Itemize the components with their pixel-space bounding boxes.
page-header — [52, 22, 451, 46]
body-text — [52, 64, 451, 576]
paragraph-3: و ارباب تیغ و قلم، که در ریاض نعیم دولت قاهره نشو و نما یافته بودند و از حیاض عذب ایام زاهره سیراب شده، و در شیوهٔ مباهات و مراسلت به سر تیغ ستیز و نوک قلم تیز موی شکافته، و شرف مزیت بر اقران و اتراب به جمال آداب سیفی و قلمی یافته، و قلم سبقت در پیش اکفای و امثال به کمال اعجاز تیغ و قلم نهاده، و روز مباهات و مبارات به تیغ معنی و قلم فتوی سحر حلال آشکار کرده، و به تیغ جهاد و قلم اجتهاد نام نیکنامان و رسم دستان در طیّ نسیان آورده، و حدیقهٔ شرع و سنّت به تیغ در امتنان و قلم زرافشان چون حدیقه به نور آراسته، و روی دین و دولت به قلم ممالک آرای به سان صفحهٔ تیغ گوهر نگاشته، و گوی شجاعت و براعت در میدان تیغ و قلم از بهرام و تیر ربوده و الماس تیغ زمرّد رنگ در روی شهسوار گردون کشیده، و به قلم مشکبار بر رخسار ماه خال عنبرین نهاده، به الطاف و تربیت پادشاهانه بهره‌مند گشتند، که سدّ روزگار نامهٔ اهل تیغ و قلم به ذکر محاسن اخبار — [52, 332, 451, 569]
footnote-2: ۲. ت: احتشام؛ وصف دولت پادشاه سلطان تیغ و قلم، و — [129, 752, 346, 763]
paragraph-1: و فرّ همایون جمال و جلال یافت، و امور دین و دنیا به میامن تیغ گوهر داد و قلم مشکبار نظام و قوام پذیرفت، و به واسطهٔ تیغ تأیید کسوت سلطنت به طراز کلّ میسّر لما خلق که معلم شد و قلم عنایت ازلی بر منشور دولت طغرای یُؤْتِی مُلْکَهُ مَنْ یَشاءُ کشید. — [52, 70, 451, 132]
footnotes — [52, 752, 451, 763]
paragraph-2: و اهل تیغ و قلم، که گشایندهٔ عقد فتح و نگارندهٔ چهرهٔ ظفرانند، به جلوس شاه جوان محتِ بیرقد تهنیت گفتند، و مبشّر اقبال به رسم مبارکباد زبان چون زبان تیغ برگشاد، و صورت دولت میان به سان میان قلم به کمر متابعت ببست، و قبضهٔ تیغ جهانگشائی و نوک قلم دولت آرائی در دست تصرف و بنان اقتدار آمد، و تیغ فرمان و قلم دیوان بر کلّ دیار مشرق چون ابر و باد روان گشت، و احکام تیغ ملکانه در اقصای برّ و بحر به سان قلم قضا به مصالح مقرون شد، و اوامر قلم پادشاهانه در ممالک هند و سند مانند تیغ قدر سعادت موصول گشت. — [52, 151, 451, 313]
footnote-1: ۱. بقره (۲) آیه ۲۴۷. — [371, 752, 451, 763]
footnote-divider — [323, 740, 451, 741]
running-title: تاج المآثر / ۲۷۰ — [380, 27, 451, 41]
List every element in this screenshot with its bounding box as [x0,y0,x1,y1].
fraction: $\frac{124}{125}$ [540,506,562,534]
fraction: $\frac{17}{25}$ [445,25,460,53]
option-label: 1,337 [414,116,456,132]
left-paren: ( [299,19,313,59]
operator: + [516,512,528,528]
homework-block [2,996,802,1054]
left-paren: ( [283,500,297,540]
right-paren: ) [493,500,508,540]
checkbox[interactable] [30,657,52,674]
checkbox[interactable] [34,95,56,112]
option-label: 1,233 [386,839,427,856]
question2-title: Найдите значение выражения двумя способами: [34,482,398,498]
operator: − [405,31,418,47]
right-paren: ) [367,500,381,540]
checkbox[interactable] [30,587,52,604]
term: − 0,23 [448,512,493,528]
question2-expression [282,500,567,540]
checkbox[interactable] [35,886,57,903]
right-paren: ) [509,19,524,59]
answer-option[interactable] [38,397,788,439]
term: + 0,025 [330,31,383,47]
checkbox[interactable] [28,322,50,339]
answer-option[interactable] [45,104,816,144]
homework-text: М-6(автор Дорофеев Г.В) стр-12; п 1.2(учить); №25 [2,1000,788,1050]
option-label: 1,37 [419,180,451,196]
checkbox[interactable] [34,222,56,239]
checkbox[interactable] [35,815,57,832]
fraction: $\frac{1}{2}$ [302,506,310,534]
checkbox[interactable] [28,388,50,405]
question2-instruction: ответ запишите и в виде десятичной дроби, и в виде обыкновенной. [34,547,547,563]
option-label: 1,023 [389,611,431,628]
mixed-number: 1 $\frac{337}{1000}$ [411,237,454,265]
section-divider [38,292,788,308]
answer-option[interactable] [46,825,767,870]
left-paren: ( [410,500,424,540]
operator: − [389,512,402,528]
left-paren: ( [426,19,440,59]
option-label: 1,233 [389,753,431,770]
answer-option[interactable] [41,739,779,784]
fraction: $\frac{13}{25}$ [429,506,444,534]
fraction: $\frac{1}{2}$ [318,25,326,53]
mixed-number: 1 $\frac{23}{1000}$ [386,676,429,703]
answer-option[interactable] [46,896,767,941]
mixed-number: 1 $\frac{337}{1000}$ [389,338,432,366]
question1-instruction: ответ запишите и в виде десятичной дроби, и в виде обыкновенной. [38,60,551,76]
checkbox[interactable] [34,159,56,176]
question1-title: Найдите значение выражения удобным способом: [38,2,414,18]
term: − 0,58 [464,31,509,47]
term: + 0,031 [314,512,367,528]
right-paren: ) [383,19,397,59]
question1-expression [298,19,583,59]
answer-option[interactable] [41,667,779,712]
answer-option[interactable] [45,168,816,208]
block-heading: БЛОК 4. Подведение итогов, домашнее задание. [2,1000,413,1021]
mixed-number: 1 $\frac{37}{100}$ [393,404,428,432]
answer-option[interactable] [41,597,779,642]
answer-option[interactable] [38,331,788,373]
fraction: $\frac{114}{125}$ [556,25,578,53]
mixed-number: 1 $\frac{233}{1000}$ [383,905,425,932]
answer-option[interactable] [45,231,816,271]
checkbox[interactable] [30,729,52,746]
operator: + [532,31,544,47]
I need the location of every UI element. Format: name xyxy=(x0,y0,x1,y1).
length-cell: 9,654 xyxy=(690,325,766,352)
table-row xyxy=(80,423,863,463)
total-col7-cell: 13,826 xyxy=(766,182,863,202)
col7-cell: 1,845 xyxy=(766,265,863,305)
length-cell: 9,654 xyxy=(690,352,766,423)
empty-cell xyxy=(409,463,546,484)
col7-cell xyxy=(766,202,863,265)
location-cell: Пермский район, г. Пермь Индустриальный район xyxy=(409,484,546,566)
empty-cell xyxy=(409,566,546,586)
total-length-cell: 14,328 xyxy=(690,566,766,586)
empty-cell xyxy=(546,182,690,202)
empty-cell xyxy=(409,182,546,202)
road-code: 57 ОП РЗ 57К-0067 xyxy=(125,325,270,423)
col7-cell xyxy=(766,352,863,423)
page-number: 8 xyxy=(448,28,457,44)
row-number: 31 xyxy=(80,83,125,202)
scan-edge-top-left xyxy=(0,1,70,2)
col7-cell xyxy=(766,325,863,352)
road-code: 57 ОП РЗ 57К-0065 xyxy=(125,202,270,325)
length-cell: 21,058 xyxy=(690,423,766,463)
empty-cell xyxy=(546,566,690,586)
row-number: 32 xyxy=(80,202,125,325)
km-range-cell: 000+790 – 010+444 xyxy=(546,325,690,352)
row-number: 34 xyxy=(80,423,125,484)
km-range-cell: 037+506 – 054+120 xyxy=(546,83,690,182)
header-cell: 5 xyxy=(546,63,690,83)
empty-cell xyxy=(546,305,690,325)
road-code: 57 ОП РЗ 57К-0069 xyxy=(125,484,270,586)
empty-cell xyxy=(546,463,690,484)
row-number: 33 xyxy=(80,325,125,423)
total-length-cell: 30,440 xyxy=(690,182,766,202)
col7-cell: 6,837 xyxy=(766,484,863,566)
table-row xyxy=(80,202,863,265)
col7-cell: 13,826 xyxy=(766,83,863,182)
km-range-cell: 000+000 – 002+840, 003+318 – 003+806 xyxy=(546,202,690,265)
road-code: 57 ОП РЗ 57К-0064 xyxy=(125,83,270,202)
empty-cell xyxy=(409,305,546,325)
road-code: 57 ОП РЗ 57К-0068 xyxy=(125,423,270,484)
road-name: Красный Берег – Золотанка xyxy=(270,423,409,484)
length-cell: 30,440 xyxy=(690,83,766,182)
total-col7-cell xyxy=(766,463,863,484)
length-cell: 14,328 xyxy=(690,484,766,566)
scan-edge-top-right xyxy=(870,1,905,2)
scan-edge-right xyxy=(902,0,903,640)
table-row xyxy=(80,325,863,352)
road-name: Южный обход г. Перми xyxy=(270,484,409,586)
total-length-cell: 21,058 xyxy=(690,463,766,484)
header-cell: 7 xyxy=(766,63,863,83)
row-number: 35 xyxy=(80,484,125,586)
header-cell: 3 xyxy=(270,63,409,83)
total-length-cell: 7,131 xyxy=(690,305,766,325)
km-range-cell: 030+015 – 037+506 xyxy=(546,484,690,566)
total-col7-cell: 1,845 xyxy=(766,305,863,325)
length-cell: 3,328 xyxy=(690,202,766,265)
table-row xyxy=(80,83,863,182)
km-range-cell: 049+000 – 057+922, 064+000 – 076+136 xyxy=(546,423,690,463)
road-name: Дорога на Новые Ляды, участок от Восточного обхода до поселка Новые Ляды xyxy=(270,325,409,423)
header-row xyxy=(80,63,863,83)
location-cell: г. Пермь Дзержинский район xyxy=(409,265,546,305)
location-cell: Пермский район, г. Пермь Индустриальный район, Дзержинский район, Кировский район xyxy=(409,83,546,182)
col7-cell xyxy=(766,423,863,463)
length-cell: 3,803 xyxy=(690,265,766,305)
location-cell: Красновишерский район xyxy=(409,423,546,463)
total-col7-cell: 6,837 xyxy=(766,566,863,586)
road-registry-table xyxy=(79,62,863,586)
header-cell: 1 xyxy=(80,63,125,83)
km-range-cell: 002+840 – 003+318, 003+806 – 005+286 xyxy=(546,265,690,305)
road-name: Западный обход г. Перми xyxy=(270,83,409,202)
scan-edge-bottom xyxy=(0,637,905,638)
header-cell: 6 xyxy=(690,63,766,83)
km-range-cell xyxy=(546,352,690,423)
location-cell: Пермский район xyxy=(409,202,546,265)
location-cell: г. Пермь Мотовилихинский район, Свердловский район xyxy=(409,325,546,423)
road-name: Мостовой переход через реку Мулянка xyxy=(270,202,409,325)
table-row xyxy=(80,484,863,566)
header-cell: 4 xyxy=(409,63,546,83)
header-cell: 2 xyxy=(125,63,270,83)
*****
- YOUR TASK: Rewrite everything from the start of the rows down to the line containing "body-text — [52, 64, 451, 576]", swapping "components" for "elements" and leaving the rest unchanged.

- WRITTEN SOLUTION:
Itemize the elements with their pixel-space bounding boxes.
page-header — [52, 22, 451, 46]
body-text — [52, 64, 451, 576]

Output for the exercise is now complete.